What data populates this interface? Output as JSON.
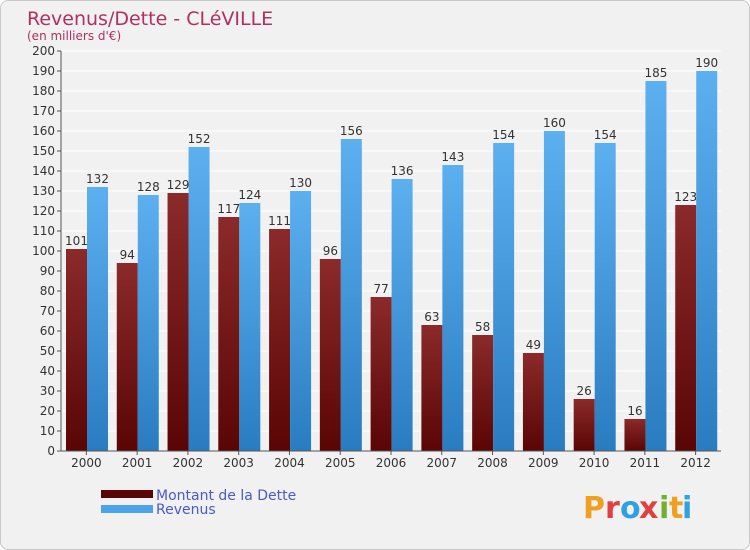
{
  "chart_data": {
    "type": "bar",
    "title": "Revenus/Dette - CLéVILLE",
    "subtitle": "(en milliers d'€)",
    "categories": [
      "2000",
      "2001",
      "2002",
      "2003",
      "2004",
      "2005",
      "2006",
      "2007",
      "2008",
      "2009",
      "2010",
      "2011",
      "2012"
    ],
    "series": [
      {
        "name": "Montant de la Dette",
        "color": "#7a1a1a",
        "values": [
          101,
          94,
          129,
          117,
          111,
          96,
          77,
          63,
          58,
          49,
          26,
          16,
          123
        ]
      },
      {
        "name": "Revenus",
        "color": "#4da3e8",
        "values": [
          132,
          128,
          152,
          124,
          130,
          156,
          136,
          143,
          154,
          160,
          154,
          185,
          190
        ]
      }
    ],
    "ylim": [
      0,
      200
    ],
    "ytick_step": 10,
    "grid": true,
    "legend": "bottom-left"
  },
  "logo": {
    "letters": [
      "P",
      "r",
      "o",
      "x",
      "i",
      "t",
      "i"
    ],
    "colors": [
      "#f0a020",
      "#e04040",
      "#30a0e0",
      "#e04040",
      "#70b030",
      "#f0a020",
      "#30a0e0"
    ]
  }
}
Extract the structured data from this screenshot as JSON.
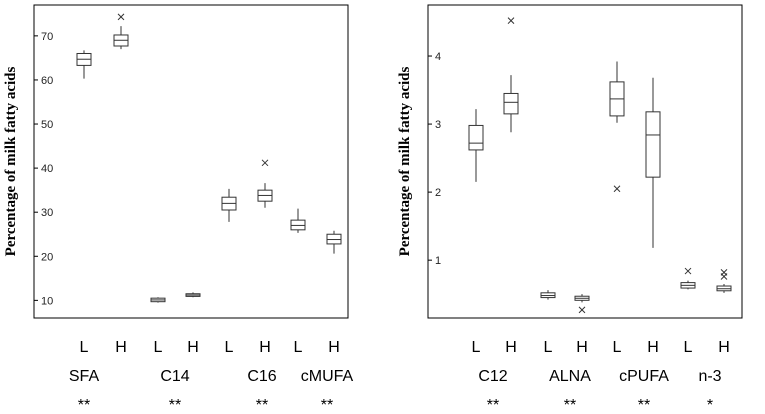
{
  "chart_data": [
    {
      "type": "box",
      "ylabel": "Percentage of milk fatty acids",
      "ylim": [
        6,
        77
      ],
      "yticks": [
        10,
        20,
        30,
        40,
        50,
        60,
        70
      ],
      "variables": [
        {
          "name": "SFA",
          "significance": "**",
          "groups": [
            {
              "label": "L",
              "min": 60.3,
              "q1": 63.3,
              "median": 64.7,
              "q3": 66.0,
              "max": 66.7,
              "outliers": []
            },
            {
              "label": "H",
              "min": 67.0,
              "q1": 67.7,
              "median": 69.0,
              "q3": 70.2,
              "max": 72.2,
              "outliers": [
                74.3
              ]
            }
          ]
        },
        {
          "name": "C14",
          "significance": "**",
          "groups": [
            {
              "label": "L",
              "min": 9.5,
              "q1": 9.7,
              "median": 10.1,
              "q3": 10.5,
              "max": 10.7,
              "outliers": []
            },
            {
              "label": "H",
              "min": 10.7,
              "q1": 10.9,
              "median": 11.2,
              "q3": 11.5,
              "max": 11.8,
              "outliers": []
            }
          ]
        },
        {
          "name": "C16",
          "significance": "**",
          "groups": [
            {
              "label": "L",
              "min": 27.8,
              "q1": 30.5,
              "median": 32.0,
              "q3": 33.4,
              "max": 35.3,
              "outliers": []
            },
            {
              "label": "H",
              "min": 31.0,
              "q1": 32.5,
              "median": 33.8,
              "q3": 35.0,
              "max": 36.6,
              "outliers": [
                41.2
              ]
            }
          ]
        },
        {
          "name": "cMUFA",
          "significance": "**",
          "groups": [
            {
              "label": "L",
              "min": 25.3,
              "q1": 26.0,
              "median": 27.0,
              "q3": 28.2,
              "max": 30.8,
              "outliers": []
            },
            {
              "label": "H",
              "min": 20.6,
              "q1": 22.8,
              "median": 23.8,
              "q3": 25.0,
              "max": 25.8,
              "outliers": []
            }
          ]
        }
      ]
    },
    {
      "type": "box",
      "ylabel": "Percentage of milk fatty acids",
      "ylim": [
        0.15,
        4.75
      ],
      "yticks": [
        1,
        2,
        3,
        4
      ],
      "variables": [
        {
          "name": "C12",
          "significance": "**",
          "groups": [
            {
              "label": "L",
              "min": 2.15,
              "q1": 2.62,
              "median": 2.72,
              "q3": 2.98,
              "max": 3.22,
              "outliers": []
            },
            {
              "label": "H",
              "min": 2.88,
              "q1": 3.15,
              "median": 3.32,
              "q3": 3.45,
              "max": 3.72,
              "outliers": [
                4.52
              ]
            }
          ]
        },
        {
          "name": "ALNA",
          "significance": "**",
          "groups": [
            {
              "label": "L",
              "min": 0.42,
              "q1": 0.45,
              "median": 0.48,
              "q3": 0.52,
              "max": 0.56,
              "outliers": []
            },
            {
              "label": "H",
              "min": 0.38,
              "q1": 0.41,
              "median": 0.44,
              "q3": 0.47,
              "max": 0.5,
              "outliers": [
                0.27
              ]
            }
          ]
        },
        {
          "name": "cPUFA",
          "significance": "**",
          "groups": [
            {
              "label": "L",
              "min": 3.02,
              "q1": 3.12,
              "median": 3.37,
              "q3": 3.62,
              "max": 3.92,
              "outliers": [
                2.05
              ]
            },
            {
              "label": "H",
              "min": 1.18,
              "q1": 2.22,
              "median": 2.84,
              "q3": 3.18,
              "max": 3.68,
              "outliers": []
            }
          ]
        },
        {
          "name": "n-3",
          "significance": "*",
          "groups": [
            {
              "label": "L",
              "min": 0.57,
              "q1": 0.59,
              "median": 0.63,
              "q3": 0.67,
              "max": 0.7,
              "outliers": [
                0.84
              ]
            },
            {
              "label": "H",
              "min": 0.52,
              "q1": 0.55,
              "median": 0.58,
              "q3": 0.62,
              "max": 0.65,
              "outliers": [
                0.82,
                0.76
              ]
            }
          ]
        }
      ]
    }
  ]
}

****

Exercise details:
Among the entries above, how many lines include the word "name"? Reply with the number only.

Task response:
10